Your instructions:
List each line of the data that holds the string "ylabel".

[Excerpts from a figure dataset]
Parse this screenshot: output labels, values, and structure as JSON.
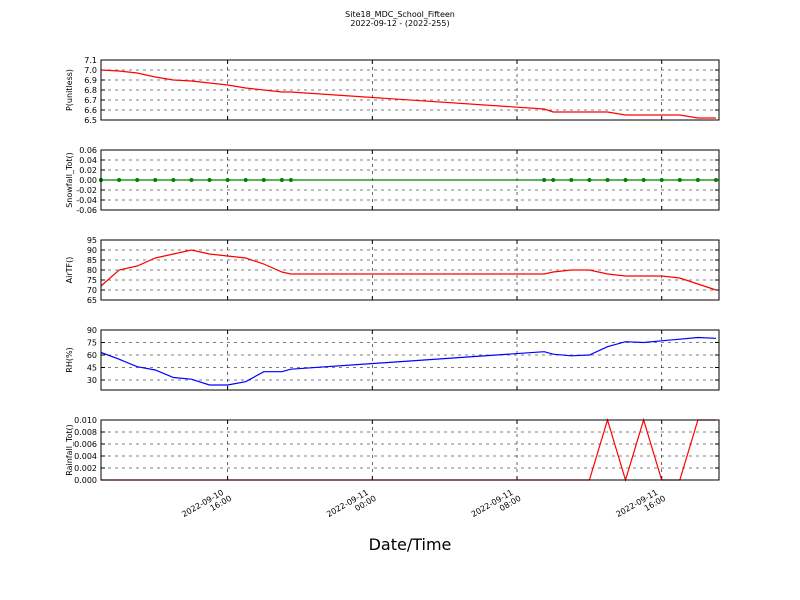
{
  "chart_data": [
    {
      "type": "line",
      "title": "Site18_MDC_School_Fifteen",
      "subtitle": "2022-09-12 - (2022-255)",
      "ylabel": "P(unitless)",
      "x": [
        "2022-09-10 09:00",
        "2022-09-10 10:00",
        "2022-09-10 11:00",
        "2022-09-10 12:00",
        "2022-09-10 13:00",
        "2022-09-10 14:00",
        "2022-09-10 15:00",
        "2022-09-10 16:00",
        "2022-09-10 17:00",
        "2022-09-10 18:00",
        "2022-09-10 19:00",
        "2022-09-10 19:30",
        "2022-09-11 09:30",
        "2022-09-11 10:00",
        "2022-09-11 11:00",
        "2022-09-11 12:00",
        "2022-09-11 13:00",
        "2022-09-11 14:00",
        "2022-09-11 15:00",
        "2022-09-11 16:00",
        "2022-09-11 17:00",
        "2022-09-11 18:00",
        "2022-09-11 19:00"
      ],
      "series": [
        {
          "name": "P",
          "color": "#ff0000",
          "values": [
            7.0,
            6.99,
            6.97,
            6.93,
            6.9,
            6.89,
            6.87,
            6.85,
            6.82,
            6.8,
            6.78,
            6.78,
            6.61,
            6.58,
            6.58,
            6.58,
            6.58,
            6.55,
            6.55,
            6.55,
            6.55,
            6.52,
            6.52
          ]
        }
      ],
      "xlim": [
        "2022-09-10 09:00",
        "2022-09-11 19:10"
      ],
      "xticks": [
        "2022-09-10 16:00",
        "2022-09-11 00:00",
        "2022-09-11 08:00",
        "2022-09-11 16:00"
      ],
      "ylim": [
        6.5,
        7.1
      ],
      "yticks": [
        6.5,
        6.6,
        6.7,
        6.8,
        6.9,
        {
          "value": 7,
          "label": "7.0"
        },
        7.1
      ],
      "grid": true
    },
    {
      "type": "line",
      "ylabel": "Snowfall_Tot()",
      "x": [
        "2022-09-10 09:00",
        "2022-09-10 10:00",
        "2022-09-10 11:00",
        "2022-09-10 12:00",
        "2022-09-10 13:00",
        "2022-09-10 14:00",
        "2022-09-10 15:00",
        "2022-09-10 16:00",
        "2022-09-10 17:00",
        "2022-09-10 18:00",
        "2022-09-10 19:00",
        "2022-09-10 19:30",
        "2022-09-11 09:30",
        "2022-09-11 10:00",
        "2022-09-11 11:00",
        "2022-09-11 12:00",
        "2022-09-11 13:00",
        "2022-09-11 14:00",
        "2022-09-11 15:00",
        "2022-09-11 16:00",
        "2022-09-11 17:00",
        "2022-09-11 18:00",
        "2022-09-11 19:00"
      ],
      "series": [
        {
          "name": "Snowfall",
          "color": "#008000",
          "marker": true,
          "values": [
            0,
            0,
            0,
            0,
            0,
            0,
            0,
            0,
            0,
            0,
            0,
            0,
            0,
            0,
            0,
            0,
            0,
            0,
            0,
            0,
            0,
            0,
            0
          ]
        }
      ],
      "xlim": [
        "2022-09-10 09:00",
        "2022-09-11 19:10"
      ],
      "xticks": [
        "2022-09-10 16:00",
        "2022-09-11 00:00",
        "2022-09-11 08:00",
        "2022-09-11 16:00"
      ],
      "ylim": [
        -0.06,
        0.06
      ],
      "yticks": [
        -0.06,
        -0.04,
        -0.02,
        {
          "value": 0,
          "label": "0.00"
        },
        0.02,
        0.04,
        0.06
      ],
      "grid": true
    },
    {
      "type": "line",
      "ylabel": "AirTF()",
      "x": [
        "2022-09-10 09:00",
        "2022-09-10 10:00",
        "2022-09-10 11:00",
        "2022-09-10 12:00",
        "2022-09-10 13:00",
        "2022-09-10 14:00",
        "2022-09-10 15:00",
        "2022-09-10 16:00",
        "2022-09-10 17:00",
        "2022-09-10 18:00",
        "2022-09-10 19:00",
        "2022-09-10 19:30",
        "2022-09-11 09:30",
        "2022-09-11 10:00",
        "2022-09-11 11:00",
        "2022-09-11 12:00",
        "2022-09-11 13:00",
        "2022-09-11 14:00",
        "2022-09-11 15:00",
        "2022-09-11 16:00",
        "2022-09-11 17:00",
        "2022-09-11 18:00",
        "2022-09-11 19:00"
      ],
      "series": [
        {
          "name": "AirTF",
          "color": "#ff0000",
          "values": [
            72,
            80,
            82,
            86,
            88,
            90,
            88,
            87,
            86,
            83,
            79,
            78,
            78,
            79,
            80,
            80,
            78,
            77,
            77,
            77,
            76,
            73,
            70
          ]
        }
      ],
      "xlim": [
        "2022-09-10 09:00",
        "2022-09-11 19:10"
      ],
      "xticks": [
        "2022-09-10 16:00",
        "2022-09-11 00:00",
        "2022-09-11 08:00",
        "2022-09-11 16:00"
      ],
      "ylim": [
        65,
        95
      ],
      "yticks": [
        65,
        70,
        75,
        80,
        85,
        90,
        95
      ],
      "grid": true
    },
    {
      "type": "line",
      "ylabel": "RH(%)",
      "x": [
        "2022-09-10 09:00",
        "2022-09-10 10:00",
        "2022-09-10 11:00",
        "2022-09-10 12:00",
        "2022-09-10 13:00",
        "2022-09-10 14:00",
        "2022-09-10 15:00",
        "2022-09-10 16:00",
        "2022-09-10 17:00",
        "2022-09-10 18:00",
        "2022-09-10 19:00",
        "2022-09-10 19:30",
        "2022-09-11 09:30",
        "2022-09-11 10:00",
        "2022-09-11 11:00",
        "2022-09-11 12:00",
        "2022-09-11 13:00",
        "2022-09-11 14:00",
        "2022-09-11 15:00",
        "2022-09-11 16:00",
        "2022-09-11 17:00",
        "2022-09-11 18:00",
        "2022-09-11 19:00"
      ],
      "series": [
        {
          "name": "RH",
          "color": "#0000ff",
          "values": [
            63,
            55,
            46,
            42,
            33,
            31,
            24,
            24,
            28,
            40,
            40,
            43,
            64,
            61,
            59,
            60,
            70,
            76,
            75,
            77,
            79,
            81,
            80
          ]
        }
      ],
      "xlim": [
        "2022-09-10 09:00",
        "2022-09-11 19:10"
      ],
      "xticks": [
        "2022-09-10 16:00",
        "2022-09-11 00:00",
        "2022-09-11 08:00",
        "2022-09-11 16:00"
      ],
      "ylim": [
        18,
        90
      ],
      "yticks": [
        30,
        45,
        60,
        75,
        90
      ],
      "grid": true
    },
    {
      "type": "line",
      "ylabel": "Rainfall_Tot()",
      "xlabel": "Date/Time",
      "x": [
        "2022-09-10 09:00",
        "2022-09-10 10:00",
        "2022-09-10 11:00",
        "2022-09-10 12:00",
        "2022-09-10 13:00",
        "2022-09-10 14:00",
        "2022-09-10 15:00",
        "2022-09-10 16:00",
        "2022-09-10 17:00",
        "2022-09-10 18:00",
        "2022-09-10 19:00",
        "2022-09-10 19:30",
        "2022-09-11 09:30",
        "2022-09-11 10:00",
        "2022-09-11 11:00",
        "2022-09-11 12:00",
        "2022-09-11 13:00",
        "2022-09-11 14:00",
        "2022-09-11 15:00",
        "2022-09-11 16:00",
        "2022-09-11 17:00",
        "2022-09-11 18:00",
        "2022-09-11 19:00"
      ],
      "series": [
        {
          "name": "Rainfall",
          "color": "#ff0000",
          "values": [
            0,
            0,
            0,
            0,
            0,
            0,
            0,
            0,
            0,
            0,
            0,
            0,
            0,
            0,
            0,
            0,
            0.01,
            0,
            0.01,
            0,
            0,
            0.01,
            0.01
          ]
        }
      ],
      "xlim": [
        "2022-09-10 09:00",
        "2022-09-11 19:10"
      ],
      "xticks": [
        "2022-09-10 16:00",
        "2022-09-11 00:00",
        "2022-09-11 08:00",
        "2022-09-11 16:00"
      ],
      "ylim": [
        0,
        0.01
      ],
      "yticks": [
        {
          "value": 0,
          "label": "0.000"
        },
        0.002,
        0.004,
        0.006,
        0.008,
        {
          "value": 0.01,
          "label": "0.010"
        }
      ],
      "grid": true
    }
  ]
}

Reply to the task:
      "ylabel": "P(unitless)",
      "ylabel": "Snowfall_Tot()",
      "ylabel": "AirTF()",
      "ylabel": "RH(%)",
      "ylabel": "Rainfall_Tot()",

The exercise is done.